## PROBLEM DETAILS:
Please print all of the material below, word for word.

## SUPPLIED MATERIAL:

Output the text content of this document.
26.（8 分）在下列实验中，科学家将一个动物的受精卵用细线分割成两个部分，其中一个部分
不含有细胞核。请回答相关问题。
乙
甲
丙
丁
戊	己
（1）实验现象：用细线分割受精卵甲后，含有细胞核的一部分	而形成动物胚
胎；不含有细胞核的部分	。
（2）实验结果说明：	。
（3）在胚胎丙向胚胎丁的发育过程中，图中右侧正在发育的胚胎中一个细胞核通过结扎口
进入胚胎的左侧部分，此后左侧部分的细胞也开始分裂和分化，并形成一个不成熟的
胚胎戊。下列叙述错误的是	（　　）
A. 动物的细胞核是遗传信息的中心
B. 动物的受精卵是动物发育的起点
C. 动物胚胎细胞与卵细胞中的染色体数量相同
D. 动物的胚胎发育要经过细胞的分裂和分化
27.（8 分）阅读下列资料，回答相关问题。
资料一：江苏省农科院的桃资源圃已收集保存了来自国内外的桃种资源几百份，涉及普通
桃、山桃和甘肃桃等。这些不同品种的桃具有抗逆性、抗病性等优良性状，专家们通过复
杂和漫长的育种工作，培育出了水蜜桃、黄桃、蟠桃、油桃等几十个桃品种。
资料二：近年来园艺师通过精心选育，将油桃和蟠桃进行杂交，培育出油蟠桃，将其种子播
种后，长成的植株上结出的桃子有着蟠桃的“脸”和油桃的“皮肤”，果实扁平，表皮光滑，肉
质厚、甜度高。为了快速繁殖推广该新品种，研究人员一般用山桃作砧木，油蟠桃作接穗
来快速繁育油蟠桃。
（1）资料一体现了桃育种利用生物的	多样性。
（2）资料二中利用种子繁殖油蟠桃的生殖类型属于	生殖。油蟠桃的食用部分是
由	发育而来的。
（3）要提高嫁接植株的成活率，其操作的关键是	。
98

## ANSWER TO THIS PROBLEM:
Output the text content of this document.
26.（8 分）在下列实验中，科学家将一个动物的受精卵用细线分割成两个部分，其中一个部分
不含有细胞核。请回答相关问题。
乙
甲
丙
丁
戊	己
（1）实验现象：用细线分割受精卵甲后，含有细胞核的一部分	而形成动物胚
胎；不含有细胞核的部分	。
（2）实验结果说明：	。
（3）在胚胎丙向胚胎丁的发育过程中，图中右侧正在发育的胚胎中一个细胞核通过结扎口
进入胚胎的左侧部分，此后左侧部分的细胞也开始分裂和分化，并形成一个不成熟的
胚胎戊。下列叙述错误的是	（　　）
A. 动物的细胞核是遗传信息的中心
B. 动物的受精卵是动物发育的起点
C. 动物胚胎细胞与卵细胞中的染色体数量相同
D. 动物的胚胎发育要经过细胞的分裂和分化
27.（8 分）阅读下列资料，回答相关问题。
资料一：江苏省农科院的桃资源圃已收集保存了来自国内外的桃种资源几百份，涉及普通
桃、山桃和甘肃桃等。这些不同品种的桃具有抗逆性、抗病性等优良性状，专家们通过复
杂和漫长的育种工作，培育出了水蜜桃、黄桃、蟠桃、油桃等几十个桃品种。
资料二：近年来园艺师通过精心选育，将油桃和蟠桃进行杂交，培育出油蟠桃，将其种子播
种后，长成的植株上结出的桃子有着蟠桃的“脸”和油桃的“皮肤”，果实扁平，表皮光滑，肉
质厚、甜度高。为了快速繁殖推广该新品种，研究人员一般用山桃作砧木，油蟠桃作接穗
来快速繁育油蟠桃。
（1）资料一体现了桃育种利用生物的	多样性。
（2）资料二中利用种子繁殖油蟠桃的生殖类型属于	生殖。油蟠桃的食用部分是
由	发育而来的。
（3）要提高嫁接植株的成活率，其操作的关键是	。
98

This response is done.